■ **Your objective**
Where a line below holds the string "shall", copy that line.
BEGIN Records shown
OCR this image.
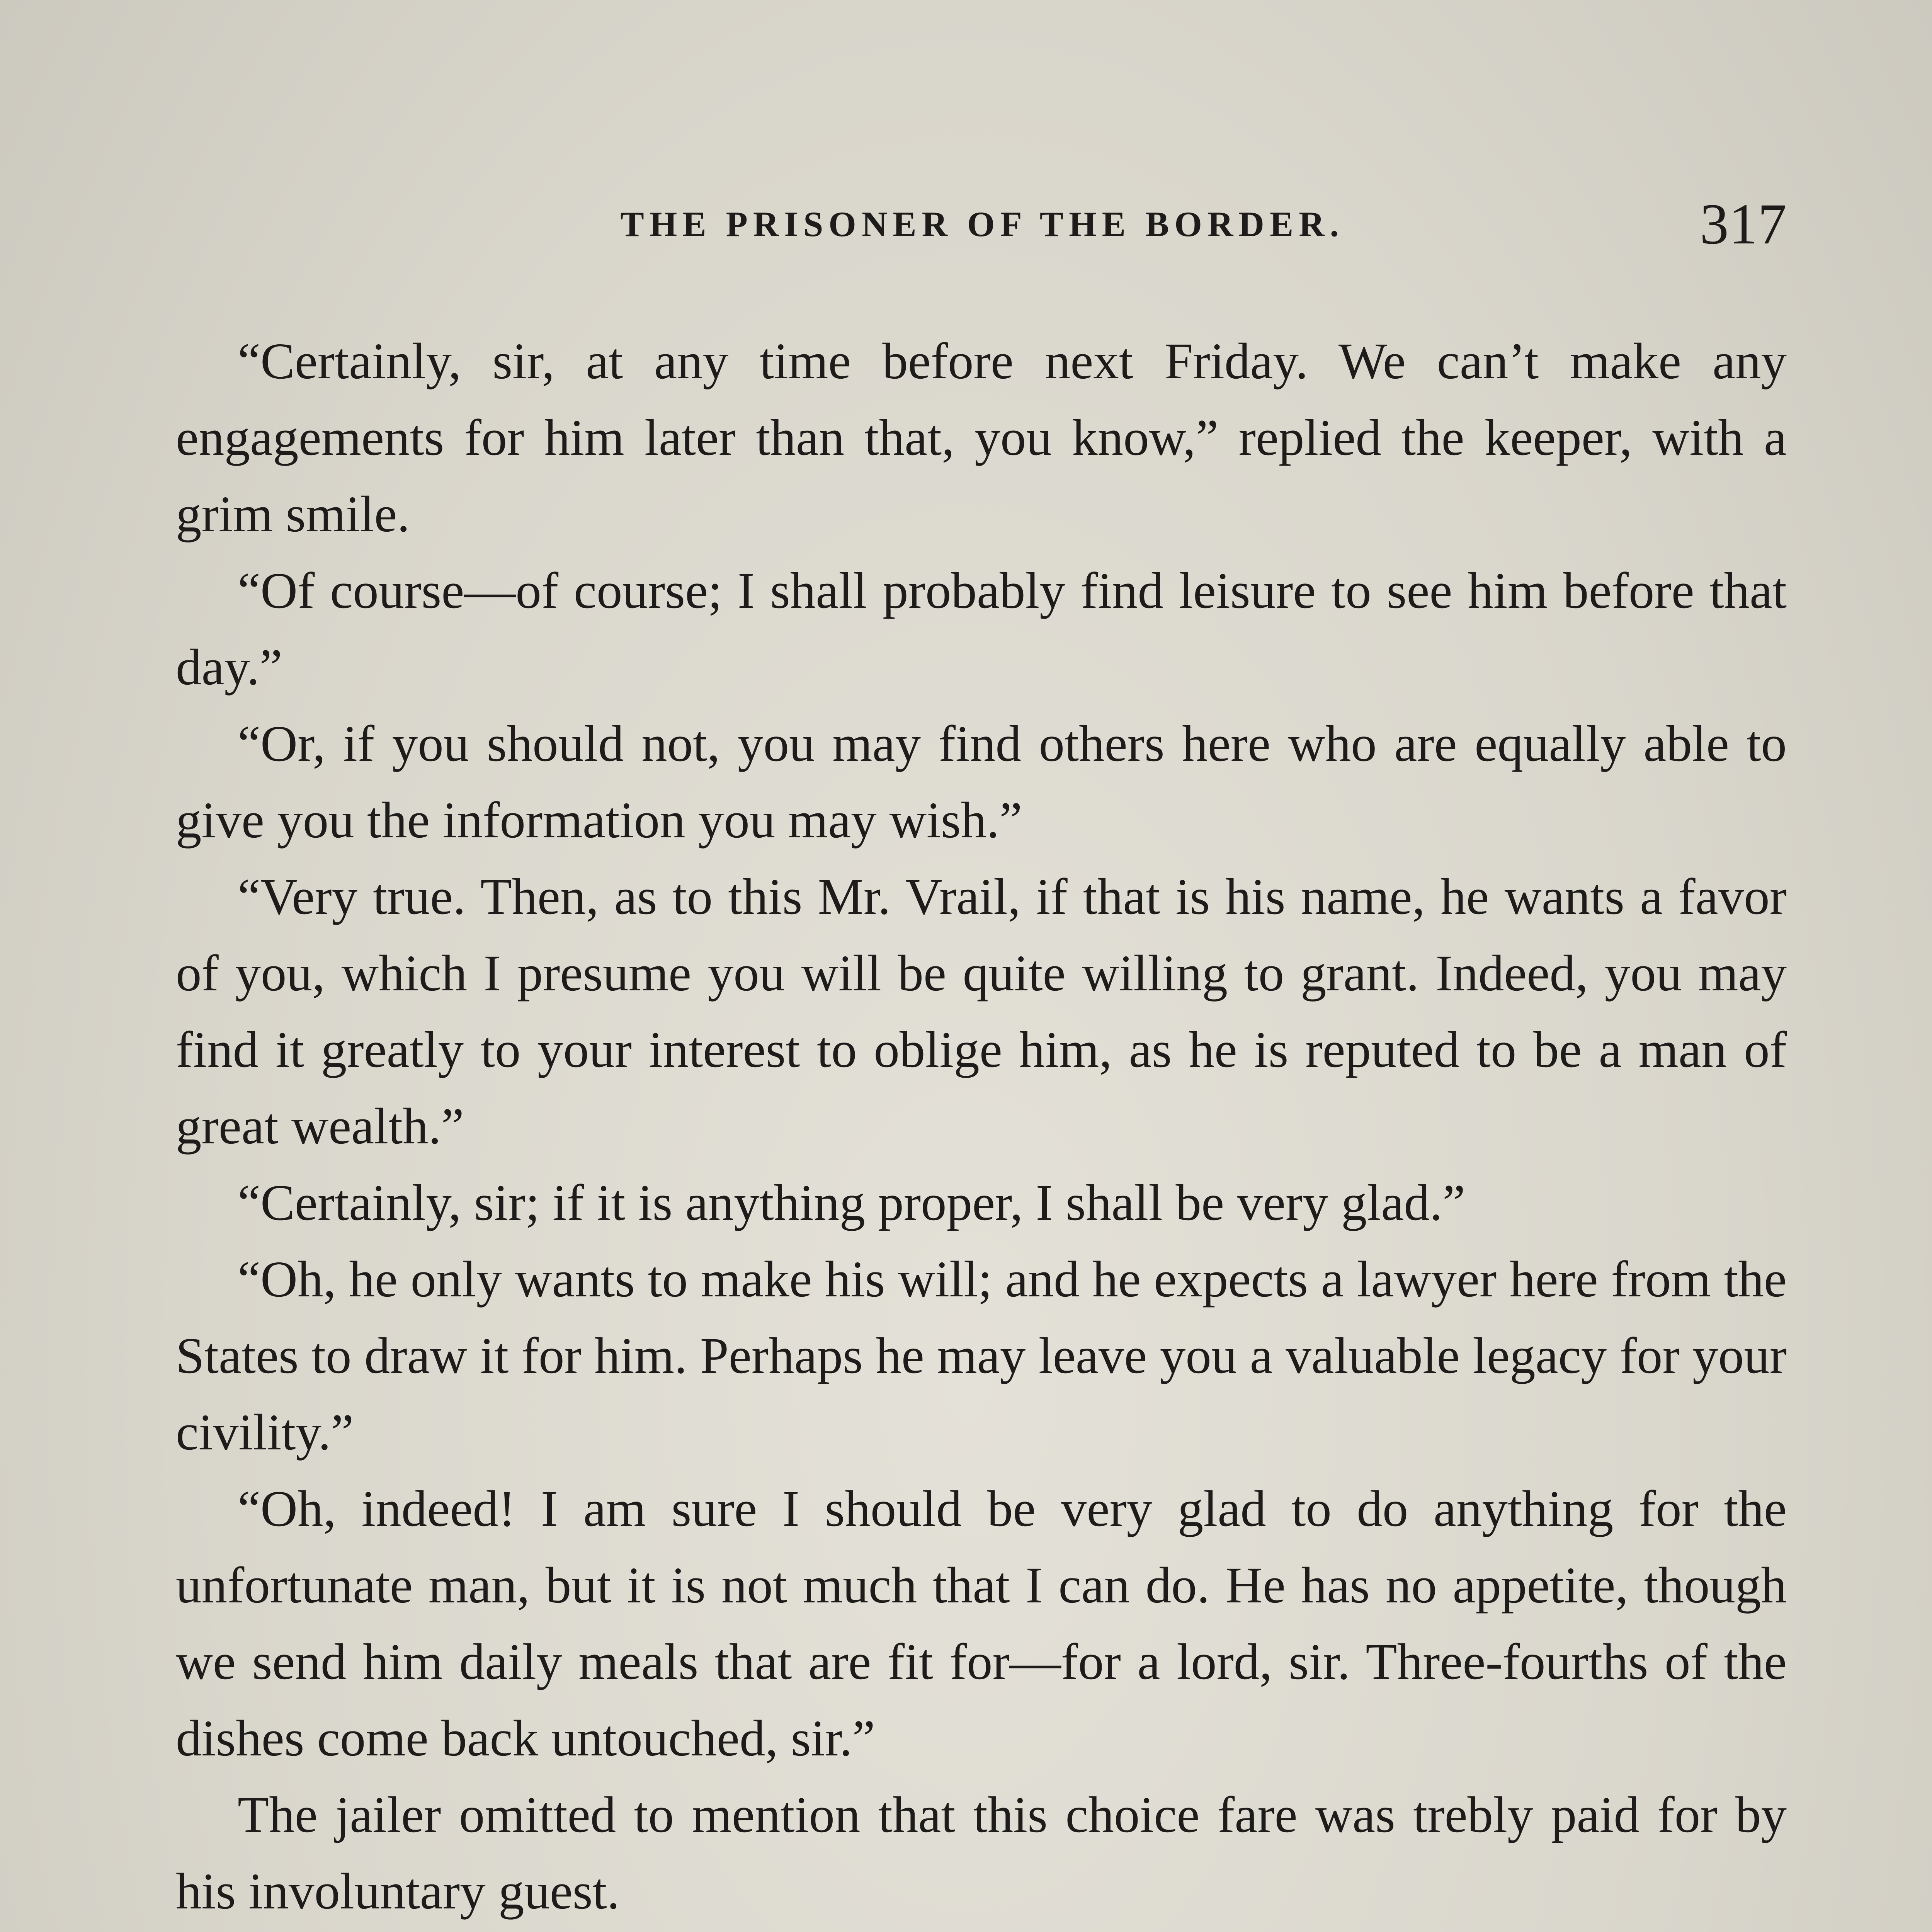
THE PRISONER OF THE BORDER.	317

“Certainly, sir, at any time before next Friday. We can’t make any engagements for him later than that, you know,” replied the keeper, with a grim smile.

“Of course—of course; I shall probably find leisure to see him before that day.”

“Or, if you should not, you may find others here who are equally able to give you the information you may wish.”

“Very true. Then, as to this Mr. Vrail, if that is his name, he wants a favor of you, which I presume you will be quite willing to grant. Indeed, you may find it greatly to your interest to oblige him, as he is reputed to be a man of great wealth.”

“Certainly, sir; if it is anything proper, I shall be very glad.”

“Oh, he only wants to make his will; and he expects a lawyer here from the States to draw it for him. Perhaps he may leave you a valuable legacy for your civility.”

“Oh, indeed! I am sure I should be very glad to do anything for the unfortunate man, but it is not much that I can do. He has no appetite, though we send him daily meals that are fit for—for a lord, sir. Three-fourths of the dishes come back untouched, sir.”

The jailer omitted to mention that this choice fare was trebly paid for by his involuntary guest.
END Records shown
■ **Exercise response**
“Of course—of course; I shall probably find leisure to see him before that day.”
“Certainly, sir; if it is anything proper, I shall be very glad.”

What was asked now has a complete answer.